**THE EXERCISE**:
Give the entries back exactly, dropping each image.

Dataset items
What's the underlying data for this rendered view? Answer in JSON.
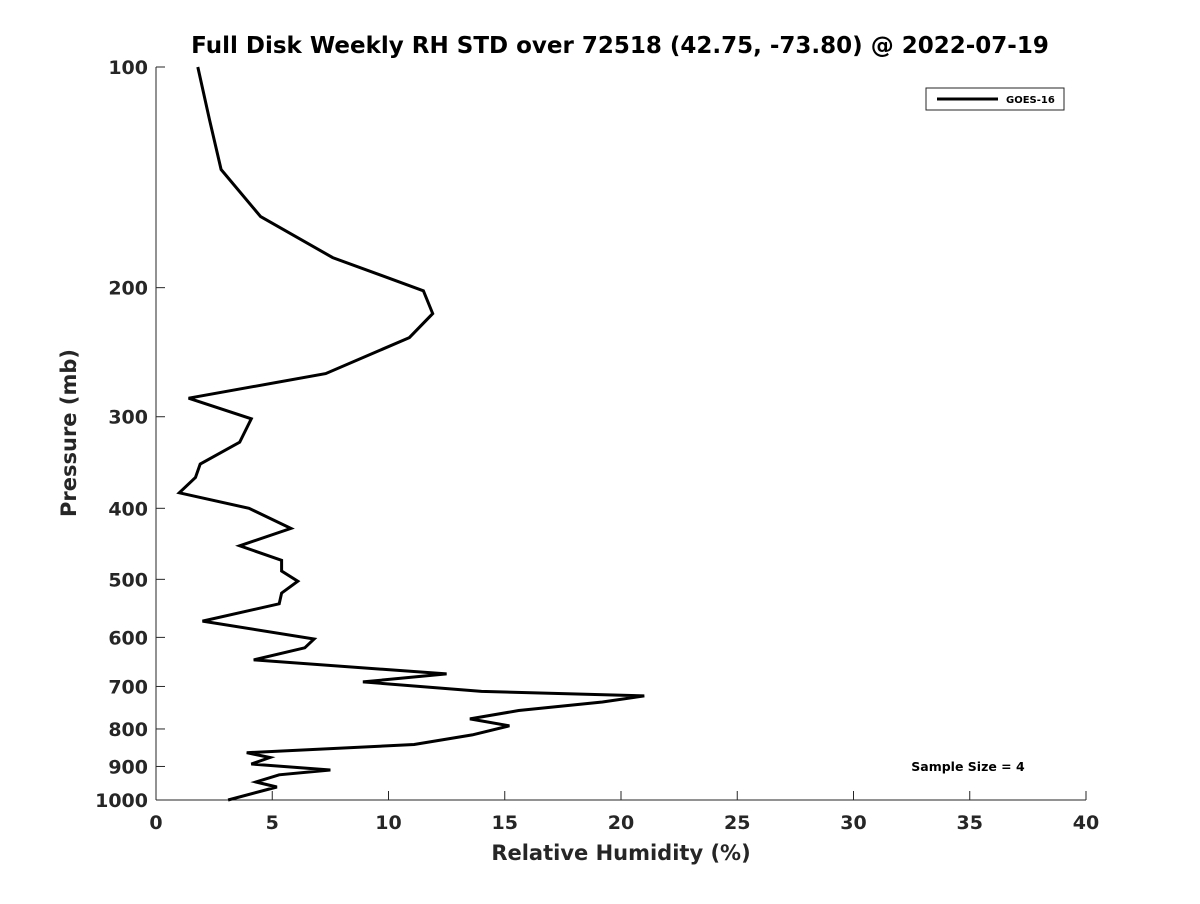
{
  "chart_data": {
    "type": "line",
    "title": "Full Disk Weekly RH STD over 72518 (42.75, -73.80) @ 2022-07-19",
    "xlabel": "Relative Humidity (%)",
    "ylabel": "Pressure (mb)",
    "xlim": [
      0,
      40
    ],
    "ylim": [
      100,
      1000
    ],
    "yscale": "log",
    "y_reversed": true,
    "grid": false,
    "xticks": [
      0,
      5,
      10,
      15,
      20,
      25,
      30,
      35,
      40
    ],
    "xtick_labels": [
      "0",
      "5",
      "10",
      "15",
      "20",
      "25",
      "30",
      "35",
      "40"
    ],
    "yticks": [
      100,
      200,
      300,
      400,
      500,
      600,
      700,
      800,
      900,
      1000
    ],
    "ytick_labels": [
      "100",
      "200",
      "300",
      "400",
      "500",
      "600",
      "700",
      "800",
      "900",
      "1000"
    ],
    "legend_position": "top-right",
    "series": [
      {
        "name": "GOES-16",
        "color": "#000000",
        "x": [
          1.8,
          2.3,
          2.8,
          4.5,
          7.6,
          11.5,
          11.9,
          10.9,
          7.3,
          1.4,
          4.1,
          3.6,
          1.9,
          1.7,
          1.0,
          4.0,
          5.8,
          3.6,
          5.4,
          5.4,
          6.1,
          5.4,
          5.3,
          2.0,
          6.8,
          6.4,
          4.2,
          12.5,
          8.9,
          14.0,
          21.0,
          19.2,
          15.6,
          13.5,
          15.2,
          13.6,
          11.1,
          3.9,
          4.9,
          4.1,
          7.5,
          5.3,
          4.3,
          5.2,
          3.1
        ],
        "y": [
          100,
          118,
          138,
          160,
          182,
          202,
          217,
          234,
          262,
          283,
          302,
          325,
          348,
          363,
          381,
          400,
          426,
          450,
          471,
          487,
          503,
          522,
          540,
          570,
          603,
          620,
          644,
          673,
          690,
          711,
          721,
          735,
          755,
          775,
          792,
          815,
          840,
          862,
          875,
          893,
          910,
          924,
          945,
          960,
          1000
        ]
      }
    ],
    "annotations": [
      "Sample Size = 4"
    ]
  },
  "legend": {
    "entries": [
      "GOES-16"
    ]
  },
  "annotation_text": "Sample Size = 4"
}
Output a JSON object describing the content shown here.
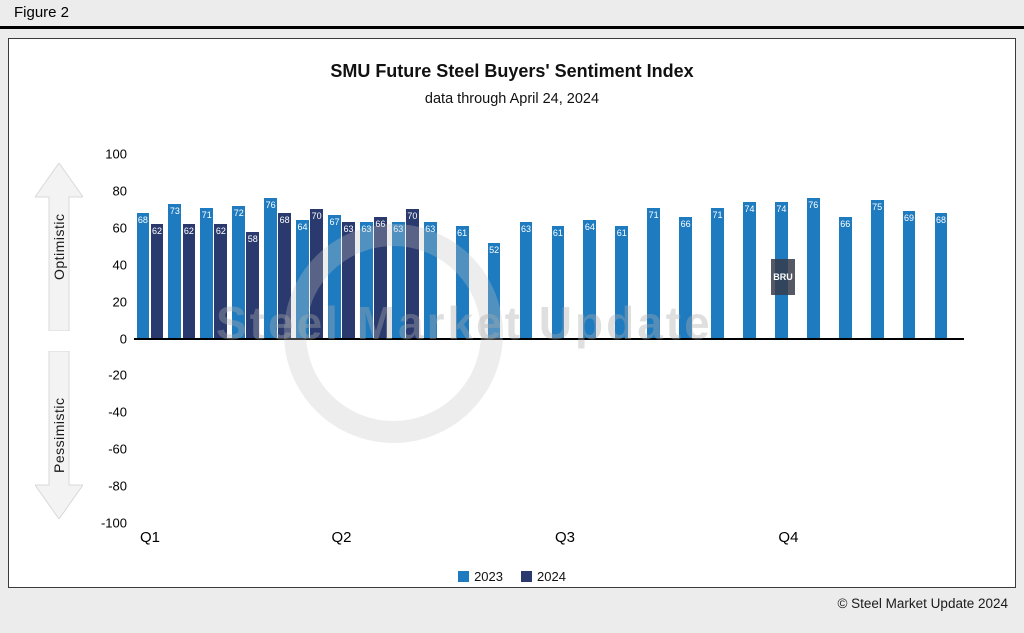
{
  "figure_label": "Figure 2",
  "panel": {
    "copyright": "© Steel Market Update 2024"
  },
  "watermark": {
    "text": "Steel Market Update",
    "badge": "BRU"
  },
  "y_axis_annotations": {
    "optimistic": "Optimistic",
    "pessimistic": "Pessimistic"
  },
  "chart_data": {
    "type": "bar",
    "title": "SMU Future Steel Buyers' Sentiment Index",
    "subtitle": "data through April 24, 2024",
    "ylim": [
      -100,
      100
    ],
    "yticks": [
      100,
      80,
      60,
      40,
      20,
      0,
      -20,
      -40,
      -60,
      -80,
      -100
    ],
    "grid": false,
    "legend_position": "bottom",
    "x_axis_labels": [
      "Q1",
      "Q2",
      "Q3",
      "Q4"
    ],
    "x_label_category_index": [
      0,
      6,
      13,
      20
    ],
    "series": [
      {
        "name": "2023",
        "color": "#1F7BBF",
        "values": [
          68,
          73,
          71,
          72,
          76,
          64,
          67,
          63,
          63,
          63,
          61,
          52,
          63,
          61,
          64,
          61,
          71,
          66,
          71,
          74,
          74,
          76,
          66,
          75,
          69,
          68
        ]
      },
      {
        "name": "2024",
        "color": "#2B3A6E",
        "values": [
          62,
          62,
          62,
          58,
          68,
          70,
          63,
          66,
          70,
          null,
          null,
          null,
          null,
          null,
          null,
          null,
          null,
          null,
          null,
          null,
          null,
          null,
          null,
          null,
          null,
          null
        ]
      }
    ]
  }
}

**OUTPUT OF THE EXERCISE**:
What's the underlying data for this rendered view? Answer in JSON.
{
  "chart_data": {
    "type": "line",
    "title": "Full Disk Weekly RH STD over 72518 (42.75, -73.80) @ 2022-07-19",
    "xlabel": "Relative Humidity (%)",
    "ylabel": "Pressure (mb)",
    "xlim": [
      0,
      40
    ],
    "ylim": [
      100,
      1000
    ],
    "yscale": "log",
    "y_reversed": true,
    "grid": false,
    "xticks": [
      0,
      5,
      10,
      15,
      20,
      25,
      30,
      35,
      40
    ],
    "xtick_labels": [
      "0",
      "5",
      "10",
      "15",
      "20",
      "25",
      "30",
      "35",
      "40"
    ],
    "yticks": [
      100,
      200,
      300,
      400,
      500,
      600,
      700,
      800,
      900,
      1000
    ],
    "ytick_labels": [
      "100",
      "200",
      "300",
      "400",
      "500",
      "600",
      "700",
      "800",
      "900",
      "1000"
    ],
    "legend_position": "top-right",
    "series": [
      {
        "name": "GOES-16",
        "color": "#000000",
        "x": [
          1.8,
          2.3,
          2.8,
          4.5,
          7.6,
          11.5,
          11.9,
          10.9,
          7.3,
          1.4,
          4.1,
          3.6,
          1.9,
          1.7,
          1.0,
          4.0,
          5.8,
          3.6,
          5.4,
          5.4,
          6.1,
          5.4,
          5.3,
          2.0,
          6.8,
          6.4,
          4.2,
          12.5,
          8.9,
          14.0,
          21.0,
          19.2,
          15.6,
          13.5,
          15.2,
          13.6,
          11.1,
          3.9,
          4.9,
          4.1,
          7.5,
          5.3,
          4.3,
          5.2,
          3.1
        ],
        "y": [
          100,
          118,
          138,
          160,
          182,
          202,
          217,
          234,
          262,
          283,
          302,
          325,
          348,
          363,
          381,
          400,
          426,
          450,
          471,
          487,
          503,
          522,
          540,
          570,
          603,
          620,
          644,
          673,
          690,
          711,
          721,
          735,
          755,
          775,
          792,
          815,
          840,
          862,
          875,
          893,
          910,
          924,
          945,
          960,
          1000
        ]
      }
    ],
    "annotations": [
      "Sample Size = 4"
    ]
  },
  "legend": {
    "entries": [
      "GOES-16"
    ]
  },
  "annotation_text": "Sample Size = 4"
}
Output a JSON object describing the content shown here.
{
  "figure_label": "Figure 2",
  "panel": {
    "copyright": "© Steel Market Update 2024"
  },
  "watermark": {
    "text": "Steel Market Update",
    "badge": "BRU"
  },
  "y_axis_annotations": {
    "optimistic": "Optimistic",
    "pessimistic": "Pessimistic"
  },
  "chart_data": {
    "type": "bar",
    "title": "SMU Future Steel Buyers' Sentiment Index",
    "subtitle": "data through April 24, 2024",
    "ylim": [
      -100,
      100
    ],
    "yticks": [
      100,
      80,
      60,
      40,
      20,
      0,
      -20,
      -40,
      -60,
      -80,
      -100
    ],
    "grid": false,
    "legend_position": "bottom",
    "x_axis_labels": [
      "Q1",
      "Q2",
      "Q3",
      "Q4"
    ],
    "x_label_category_index": [
      0,
      6,
      13,
      20
    ],
    "series": [
      {
        "name": "2023",
        "color": "#1F7BBF",
        "values": [
          68,
          73,
          71,
          72,
          76,
          64,
          67,
          63,
          63,
          63,
          61,
          52,
          63,
          61,
          64,
          61,
          71,
          66,
          71,
          74,
          74,
          76,
          66,
          75,
          69,
          68
        ]
      },
      {
        "name": "2024",
        "color": "#2B3A6E",
        "values": [
          62,
          62,
          62,
          58,
          68,
          70,
          63,
          66,
          70,
          null,
          null,
          null,
          null,
          null,
          null,
          null,
          null,
          null,
          null,
          null,
          null,
          null,
          null,
          null,
          null,
          null
        ]
      }
    ]
  }
}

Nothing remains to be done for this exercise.